[RECORDS SUPPLIED]
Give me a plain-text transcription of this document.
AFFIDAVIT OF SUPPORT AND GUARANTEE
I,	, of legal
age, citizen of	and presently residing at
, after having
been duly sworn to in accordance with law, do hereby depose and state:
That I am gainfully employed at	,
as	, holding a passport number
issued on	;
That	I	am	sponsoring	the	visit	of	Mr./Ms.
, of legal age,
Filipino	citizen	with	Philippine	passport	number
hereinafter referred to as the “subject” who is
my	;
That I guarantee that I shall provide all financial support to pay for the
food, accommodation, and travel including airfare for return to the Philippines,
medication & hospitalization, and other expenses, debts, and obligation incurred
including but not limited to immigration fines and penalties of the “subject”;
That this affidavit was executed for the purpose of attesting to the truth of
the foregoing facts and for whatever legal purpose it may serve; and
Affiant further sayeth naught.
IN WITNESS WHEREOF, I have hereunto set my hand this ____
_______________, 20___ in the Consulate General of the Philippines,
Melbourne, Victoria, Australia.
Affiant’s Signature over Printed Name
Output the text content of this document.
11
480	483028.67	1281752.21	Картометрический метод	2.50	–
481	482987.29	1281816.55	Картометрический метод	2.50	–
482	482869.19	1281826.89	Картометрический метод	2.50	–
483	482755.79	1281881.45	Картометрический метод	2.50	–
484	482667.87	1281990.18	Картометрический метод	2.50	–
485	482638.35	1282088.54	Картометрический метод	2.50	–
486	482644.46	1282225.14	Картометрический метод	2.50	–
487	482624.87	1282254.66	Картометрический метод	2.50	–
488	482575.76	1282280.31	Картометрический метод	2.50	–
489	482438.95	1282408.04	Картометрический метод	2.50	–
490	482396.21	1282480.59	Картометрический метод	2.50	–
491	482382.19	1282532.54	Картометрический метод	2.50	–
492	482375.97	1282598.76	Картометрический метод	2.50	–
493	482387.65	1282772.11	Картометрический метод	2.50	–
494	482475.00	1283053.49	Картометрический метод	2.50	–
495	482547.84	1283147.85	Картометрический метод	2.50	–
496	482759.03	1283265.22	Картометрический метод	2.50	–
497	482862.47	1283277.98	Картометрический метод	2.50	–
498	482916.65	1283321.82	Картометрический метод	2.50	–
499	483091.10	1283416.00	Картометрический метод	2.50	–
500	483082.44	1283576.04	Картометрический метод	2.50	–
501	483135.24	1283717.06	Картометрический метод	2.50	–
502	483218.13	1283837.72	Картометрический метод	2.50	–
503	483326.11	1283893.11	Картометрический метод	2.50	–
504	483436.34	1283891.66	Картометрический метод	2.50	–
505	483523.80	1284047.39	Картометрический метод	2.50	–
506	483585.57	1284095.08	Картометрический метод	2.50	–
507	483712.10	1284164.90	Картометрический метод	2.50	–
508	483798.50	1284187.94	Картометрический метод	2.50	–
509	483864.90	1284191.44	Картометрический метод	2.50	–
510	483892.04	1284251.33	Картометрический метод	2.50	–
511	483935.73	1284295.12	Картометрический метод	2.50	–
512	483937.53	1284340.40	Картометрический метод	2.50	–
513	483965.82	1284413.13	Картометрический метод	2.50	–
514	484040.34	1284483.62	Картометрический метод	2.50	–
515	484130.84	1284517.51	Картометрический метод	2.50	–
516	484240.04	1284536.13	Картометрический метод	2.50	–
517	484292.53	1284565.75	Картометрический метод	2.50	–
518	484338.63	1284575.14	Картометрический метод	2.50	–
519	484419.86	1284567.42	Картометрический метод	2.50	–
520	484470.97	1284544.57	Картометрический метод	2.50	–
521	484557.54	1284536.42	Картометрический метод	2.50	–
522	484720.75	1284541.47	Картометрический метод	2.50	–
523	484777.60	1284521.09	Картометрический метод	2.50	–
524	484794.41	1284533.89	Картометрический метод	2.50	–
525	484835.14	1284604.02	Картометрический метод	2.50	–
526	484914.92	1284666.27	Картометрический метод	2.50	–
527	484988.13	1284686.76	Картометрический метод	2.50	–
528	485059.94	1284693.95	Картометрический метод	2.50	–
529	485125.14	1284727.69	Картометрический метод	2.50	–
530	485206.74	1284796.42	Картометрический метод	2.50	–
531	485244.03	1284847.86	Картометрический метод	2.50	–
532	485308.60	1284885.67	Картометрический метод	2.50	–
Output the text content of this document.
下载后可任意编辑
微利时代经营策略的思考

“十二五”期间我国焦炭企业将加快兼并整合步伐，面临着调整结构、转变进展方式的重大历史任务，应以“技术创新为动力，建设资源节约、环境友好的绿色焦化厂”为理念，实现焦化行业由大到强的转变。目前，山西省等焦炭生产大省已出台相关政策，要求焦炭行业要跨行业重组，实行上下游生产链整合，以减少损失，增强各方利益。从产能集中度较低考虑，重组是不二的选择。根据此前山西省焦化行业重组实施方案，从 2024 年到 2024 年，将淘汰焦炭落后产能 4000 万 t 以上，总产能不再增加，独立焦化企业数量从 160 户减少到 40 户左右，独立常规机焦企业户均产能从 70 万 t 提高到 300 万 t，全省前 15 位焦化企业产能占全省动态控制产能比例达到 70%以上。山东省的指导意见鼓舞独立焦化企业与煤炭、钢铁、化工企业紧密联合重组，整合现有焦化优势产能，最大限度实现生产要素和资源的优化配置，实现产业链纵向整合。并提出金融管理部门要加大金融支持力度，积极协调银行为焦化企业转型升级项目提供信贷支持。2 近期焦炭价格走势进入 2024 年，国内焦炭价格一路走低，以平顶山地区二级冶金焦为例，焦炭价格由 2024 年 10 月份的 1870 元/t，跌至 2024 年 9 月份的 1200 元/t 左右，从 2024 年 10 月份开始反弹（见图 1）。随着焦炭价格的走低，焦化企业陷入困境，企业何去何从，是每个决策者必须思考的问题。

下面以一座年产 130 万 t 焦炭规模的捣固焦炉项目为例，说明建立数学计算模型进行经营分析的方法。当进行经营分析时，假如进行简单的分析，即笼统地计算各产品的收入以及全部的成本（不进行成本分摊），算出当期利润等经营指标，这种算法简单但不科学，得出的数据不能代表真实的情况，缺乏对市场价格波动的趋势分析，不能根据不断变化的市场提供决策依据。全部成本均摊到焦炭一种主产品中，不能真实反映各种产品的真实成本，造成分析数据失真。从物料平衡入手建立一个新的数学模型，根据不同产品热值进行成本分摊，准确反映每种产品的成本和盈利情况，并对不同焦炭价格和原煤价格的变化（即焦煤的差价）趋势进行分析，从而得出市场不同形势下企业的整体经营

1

[WHAT TO DO]
Copy each line of the preceding data that contains the string "including".

[OUTPUT OF THE TASK]
food, accommodation, and travel including airfare for return to the Philippines,
including but not limited to immigration fines and penalties of the “subject”;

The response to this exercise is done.